*SHORT PROBLEM*
Say how many lines of the listing below contain "performance", giving the number and nothing else.
_ _ _
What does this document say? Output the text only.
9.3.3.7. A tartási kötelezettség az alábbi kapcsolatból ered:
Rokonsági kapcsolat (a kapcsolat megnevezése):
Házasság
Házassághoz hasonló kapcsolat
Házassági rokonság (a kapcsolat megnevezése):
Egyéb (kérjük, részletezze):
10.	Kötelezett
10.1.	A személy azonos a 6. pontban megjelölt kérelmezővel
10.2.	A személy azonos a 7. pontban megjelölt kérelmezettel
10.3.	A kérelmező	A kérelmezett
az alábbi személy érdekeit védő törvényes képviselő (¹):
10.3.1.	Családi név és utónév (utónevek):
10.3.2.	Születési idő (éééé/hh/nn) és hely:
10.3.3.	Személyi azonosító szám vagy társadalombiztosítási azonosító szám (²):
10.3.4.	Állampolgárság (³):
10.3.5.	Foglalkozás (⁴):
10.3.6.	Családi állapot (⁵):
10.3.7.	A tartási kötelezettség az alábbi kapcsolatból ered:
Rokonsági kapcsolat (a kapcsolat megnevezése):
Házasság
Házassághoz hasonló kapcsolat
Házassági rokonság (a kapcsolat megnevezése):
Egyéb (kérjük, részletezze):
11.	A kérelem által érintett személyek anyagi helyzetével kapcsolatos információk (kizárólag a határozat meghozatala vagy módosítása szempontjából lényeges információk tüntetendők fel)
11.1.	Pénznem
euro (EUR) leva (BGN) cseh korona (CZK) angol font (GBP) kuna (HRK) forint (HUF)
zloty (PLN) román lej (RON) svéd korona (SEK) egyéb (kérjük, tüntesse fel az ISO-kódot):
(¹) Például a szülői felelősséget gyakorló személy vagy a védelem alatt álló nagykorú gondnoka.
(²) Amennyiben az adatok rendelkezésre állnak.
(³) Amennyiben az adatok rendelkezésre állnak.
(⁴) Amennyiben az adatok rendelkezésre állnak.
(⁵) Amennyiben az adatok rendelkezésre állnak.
_ _ _
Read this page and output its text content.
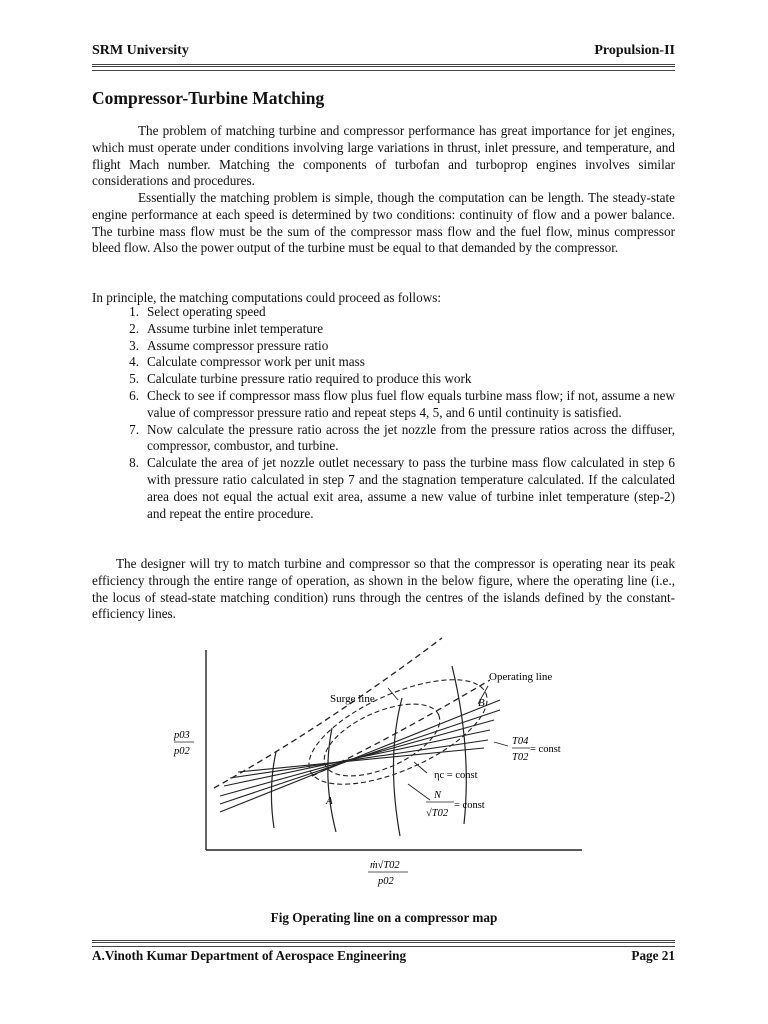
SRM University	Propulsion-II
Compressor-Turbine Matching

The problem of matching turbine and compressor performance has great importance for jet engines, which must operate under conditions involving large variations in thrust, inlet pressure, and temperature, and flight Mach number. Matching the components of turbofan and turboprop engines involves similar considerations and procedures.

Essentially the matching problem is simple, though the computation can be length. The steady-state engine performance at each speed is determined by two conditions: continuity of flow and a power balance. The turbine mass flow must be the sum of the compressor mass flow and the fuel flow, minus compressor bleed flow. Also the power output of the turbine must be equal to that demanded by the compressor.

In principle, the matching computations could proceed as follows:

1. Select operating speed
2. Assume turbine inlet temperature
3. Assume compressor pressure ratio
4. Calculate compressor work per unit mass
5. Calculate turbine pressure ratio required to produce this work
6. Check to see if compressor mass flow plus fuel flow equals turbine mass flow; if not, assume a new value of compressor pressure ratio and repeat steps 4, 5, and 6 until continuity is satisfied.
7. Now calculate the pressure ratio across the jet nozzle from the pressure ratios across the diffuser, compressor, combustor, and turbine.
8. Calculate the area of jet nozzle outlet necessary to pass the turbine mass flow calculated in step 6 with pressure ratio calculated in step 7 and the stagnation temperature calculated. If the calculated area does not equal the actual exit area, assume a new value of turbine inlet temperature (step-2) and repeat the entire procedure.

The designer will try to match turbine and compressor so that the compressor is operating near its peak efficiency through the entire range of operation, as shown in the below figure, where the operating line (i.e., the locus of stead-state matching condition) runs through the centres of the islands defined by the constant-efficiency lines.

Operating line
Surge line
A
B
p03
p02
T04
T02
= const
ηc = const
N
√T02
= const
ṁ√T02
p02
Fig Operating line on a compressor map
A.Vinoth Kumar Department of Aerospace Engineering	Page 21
_ _ _
*OUTPUT FOR THIS TASK*
2